▸ **Information given**:
-.-.-
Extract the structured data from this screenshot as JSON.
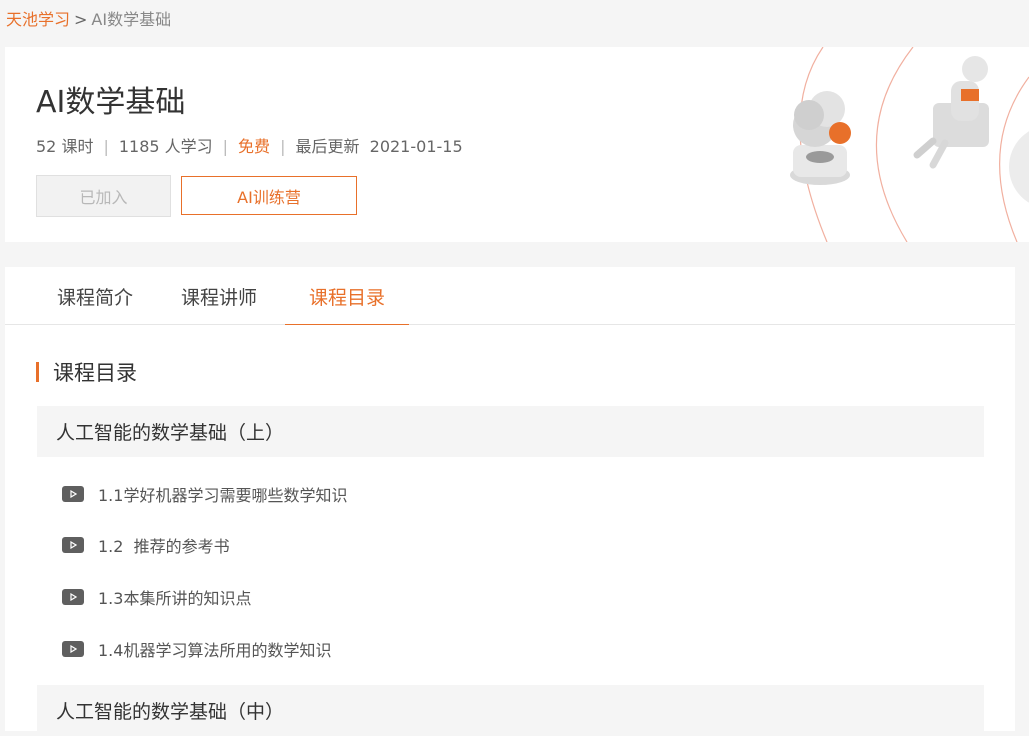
{
  "breadcrumb": {
    "home": "天池学习",
    "separator": ">",
    "current": "AI数学基础"
  },
  "course": {
    "title": "AI数学基础",
    "lessons_count": "52 课时",
    "learners": "1185 人学习",
    "price": "免费",
    "updated_label": "最后更新",
    "updated_date": "2021-01-15",
    "joined_button": "已加入",
    "camp_button": "AI训练营"
  },
  "tabs": [
    {
      "label": "课程简介",
      "active": false
    },
    {
      "label": "课程讲师",
      "active": false
    },
    {
      "label": "课程目录",
      "active": true
    }
  ],
  "catalog": {
    "heading": "课程目录",
    "chapters": [
      {
        "title": "人工智能的数学基础（上）",
        "lessons": [
          "1.1学好机器学习需要哪些数学知识",
          "1.2  推荐的参考书",
          "1.3本集所讲的知识点",
          "1.4机器学习算法所用的数学知识"
        ]
      },
      {
        "title": "人工智能的数学基础（中）",
        "lessons": []
      }
    ]
  },
  "colors": {
    "accent": "#e8702a",
    "page_bg": "#f5f5f5",
    "card_bg": "#ffffff",
    "chapter_bg": "#f5f5f5"
  }
}
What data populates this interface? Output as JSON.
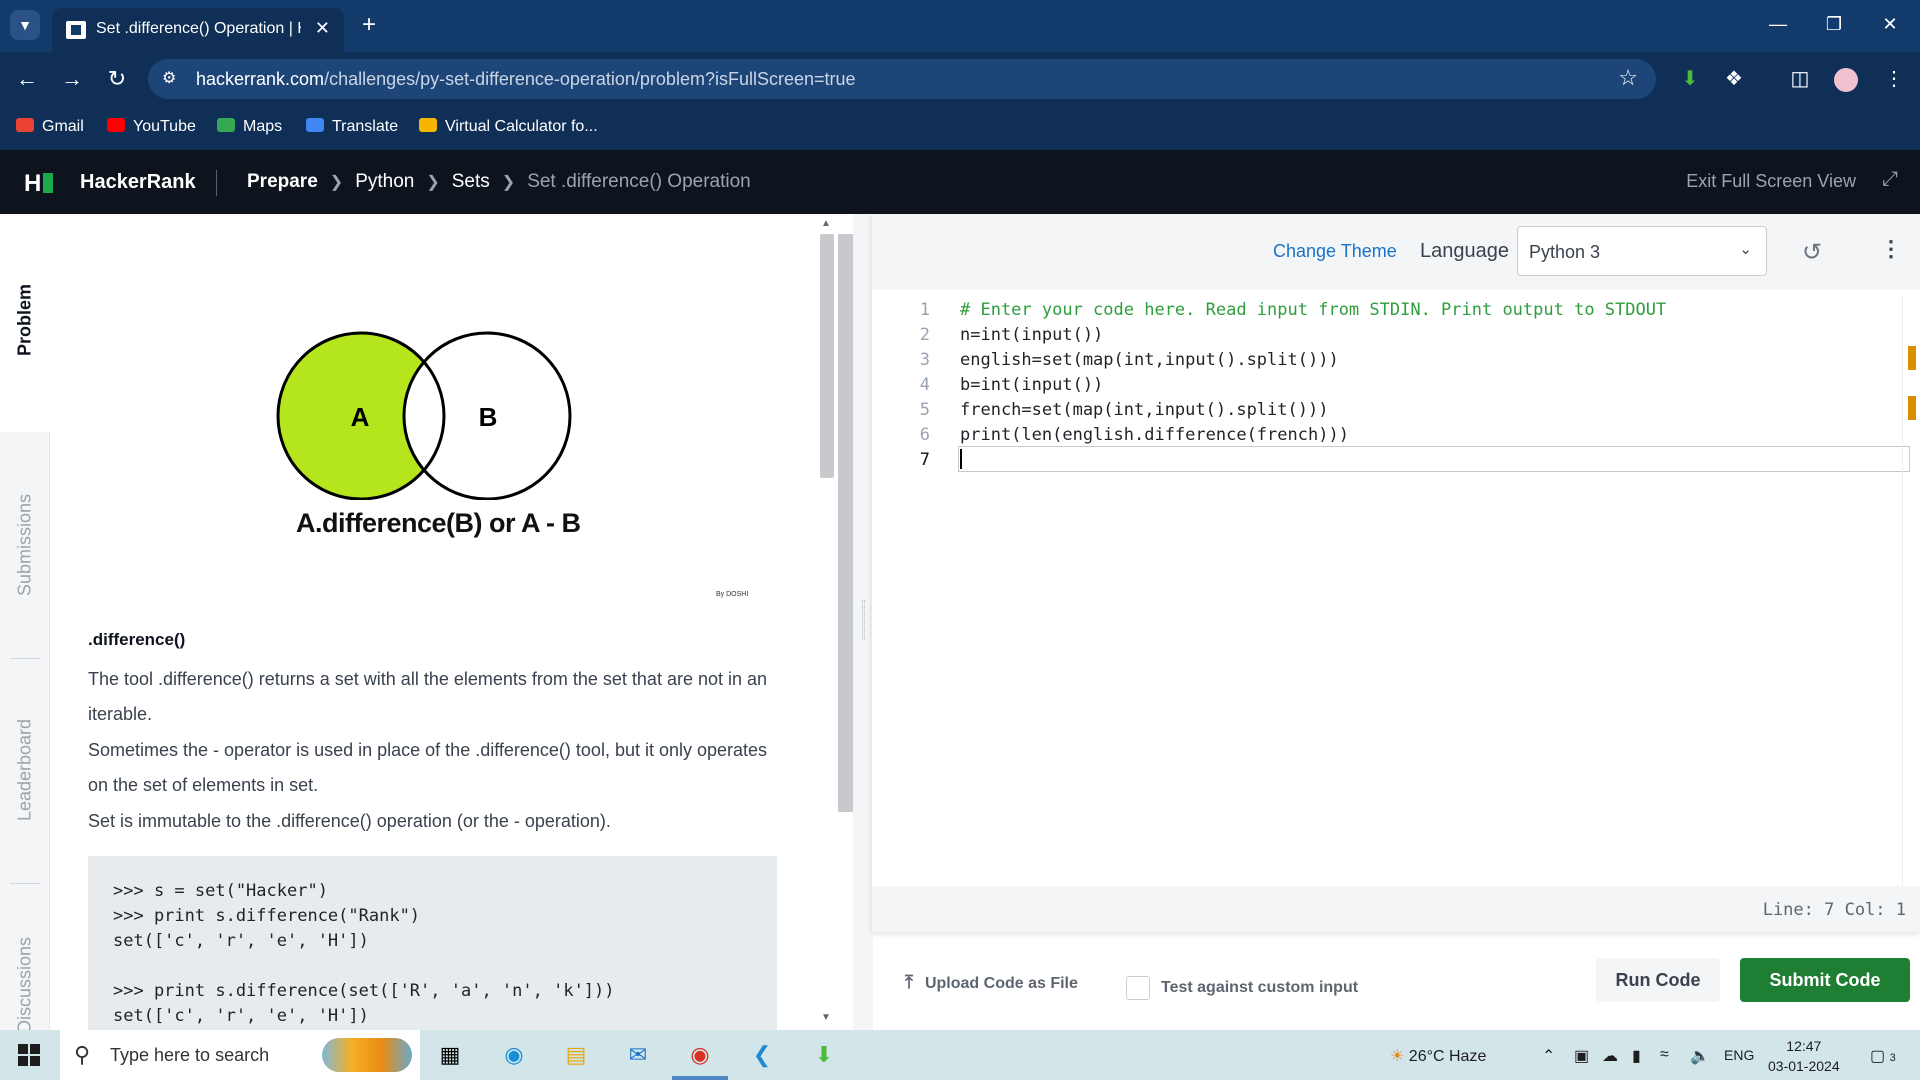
-.-.-
▸ **Challenge**: Transcribe every record above exactly as written, leaving out any pictures.

▸ **Output for this exercise**:
Extract the structured data from this screenshot as JSON.
{
  "breadcrumb": {
    "home": "天池学习",
    "separator": ">",
    "current": "AI数学基础"
  },
  "course": {
    "title": "AI数学基础",
    "lessons_count": "52 课时",
    "learners": "1185 人学习",
    "price": "免费",
    "updated_label": "最后更新",
    "updated_date": "2021-01-15",
    "joined_button": "已加入",
    "camp_button": "AI训练营"
  },
  "tabs": [
    {
      "label": "课程简介",
      "active": false
    },
    {
      "label": "课程讲师",
      "active": false
    },
    {
      "label": "课程目录",
      "active": true
    }
  ],
  "catalog": {
    "heading": "课程目录",
    "chapters": [
      {
        "title": "人工智能的数学基础（上）",
        "lessons": [
          "1.1学好机器学习需要哪些数学知识",
          "1.2  推荐的参考书",
          "1.3本集所讲的知识点",
          "1.4机器学习算法所用的数学知识"
        ]
      },
      {
        "title": "人工智能的数学基础（中）",
        "lessons": []
      }
    ]
  },
  "colors": {
    "accent": "#e8702a",
    "page_bg": "#f5f5f5",
    "card_bg": "#ffffff",
    "chapter_bg": "#f5f5f5"
  }
}
What data populates this interface? Output as JSON.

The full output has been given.